What is being asked: Output all records precisely as written.
——
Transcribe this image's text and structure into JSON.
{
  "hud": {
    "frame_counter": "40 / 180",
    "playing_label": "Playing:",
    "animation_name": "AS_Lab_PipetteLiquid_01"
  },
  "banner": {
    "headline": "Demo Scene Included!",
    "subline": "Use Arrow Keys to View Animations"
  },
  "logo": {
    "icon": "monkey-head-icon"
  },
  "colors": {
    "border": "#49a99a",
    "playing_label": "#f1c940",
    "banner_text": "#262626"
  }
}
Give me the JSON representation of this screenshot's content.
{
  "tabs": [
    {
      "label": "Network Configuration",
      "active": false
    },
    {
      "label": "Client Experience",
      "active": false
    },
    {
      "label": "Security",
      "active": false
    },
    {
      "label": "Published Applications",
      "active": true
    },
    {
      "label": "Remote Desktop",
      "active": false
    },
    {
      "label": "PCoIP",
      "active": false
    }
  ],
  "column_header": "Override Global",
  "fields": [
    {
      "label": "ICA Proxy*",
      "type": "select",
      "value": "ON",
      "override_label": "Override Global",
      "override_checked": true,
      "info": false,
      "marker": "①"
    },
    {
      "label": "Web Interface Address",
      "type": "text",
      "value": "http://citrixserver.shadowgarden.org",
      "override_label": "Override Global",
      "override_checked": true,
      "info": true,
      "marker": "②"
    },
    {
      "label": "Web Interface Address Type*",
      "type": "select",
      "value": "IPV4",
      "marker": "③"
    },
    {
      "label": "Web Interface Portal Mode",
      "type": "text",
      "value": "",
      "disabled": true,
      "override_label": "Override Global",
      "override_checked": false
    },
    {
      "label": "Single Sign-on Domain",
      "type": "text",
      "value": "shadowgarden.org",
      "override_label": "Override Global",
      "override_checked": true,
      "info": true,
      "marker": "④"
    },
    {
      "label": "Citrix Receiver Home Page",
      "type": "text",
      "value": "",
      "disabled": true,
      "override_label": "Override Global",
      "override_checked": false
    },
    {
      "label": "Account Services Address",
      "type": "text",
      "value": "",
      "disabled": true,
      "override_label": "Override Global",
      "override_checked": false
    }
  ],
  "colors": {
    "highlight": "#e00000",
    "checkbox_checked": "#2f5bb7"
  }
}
——
Response:
Transcribe this image's text and structure into JSON.
{
  "hud": {
    "frame_counter": "40 / 180",
    "playing_label": "Playing:",
    "animation_name": "AS_Lab_PipetteLiquid_01"
  },
  "banner": {
    "headline": "Demo Scene Included!",
    "subline": "Use Arrow Keys to View Animations"
  },
  "logo": {
    "icon": "monkey-head-icon"
  },
  "colors": {
    "border": "#49a99a",
    "playing_label": "#f1c940",
    "banner_text": "#262626"
  }
}
Give me the JSON representation of this screenshot's content.
{
  "tabs": [
    {
      "label": "Network Configuration",
      "active": false
    },
    {
      "label": "Client Experience",
      "active": false
    },
    {
      "label": "Security",
      "active": false
    },
    {
      "label": "Published Applications",
      "active": true
    },
    {
      "label": "Remote Desktop",
      "active": false
    },
    {
      "label": "PCoIP",
      "active": false
    }
  ],
  "column_header": "Override Global",
  "fields": [
    {
      "label": "ICA Proxy*",
      "type": "select",
      "value": "ON",
      "override_label": "Override Global",
      "override_checked": true,
      "info": false,
      "marker": "①"
    },
    {
      "label": "Web Interface Address",
      "type": "text",
      "value": "http://citrixserver.shadowgarden.org",
      "override_label": "Override Global",
      "override_checked": true,
      "info": true,
      "marker": "②"
    },
    {
      "label": "Web Interface Address Type*",
      "type": "select",
      "value": "IPV4",
      "marker": "③"
    },
    {
      "label": "Web Interface Portal Mode",
      "type": "text",
      "value": "",
      "disabled": true,
      "override_label": "Override Global",
      "override_checked": false
    },
    {
      "label": "Single Sign-on Domain",
      "type": "text",
      "value": "shadowgarden.org",
      "override_label": "Override Global",
      "override_checked": true,
      "info": true,
      "marker": "④"
    },
    {
      "label": "Citrix Receiver Home Page",
      "type": "text",
      "value": "",
      "disabled": true,
      "override_label": "Override Global",
      "override_checked": false
    },
    {
      "label": "Account Services Address",
      "type": "text",
      "value": "",
      "disabled": true,
      "override_label": "Override Global",
      "override_checked": false
    }
  ],
  "colors": {
    "highlight": "#e00000",
    "checkbox_checked": "#2f5bb7"
  }
}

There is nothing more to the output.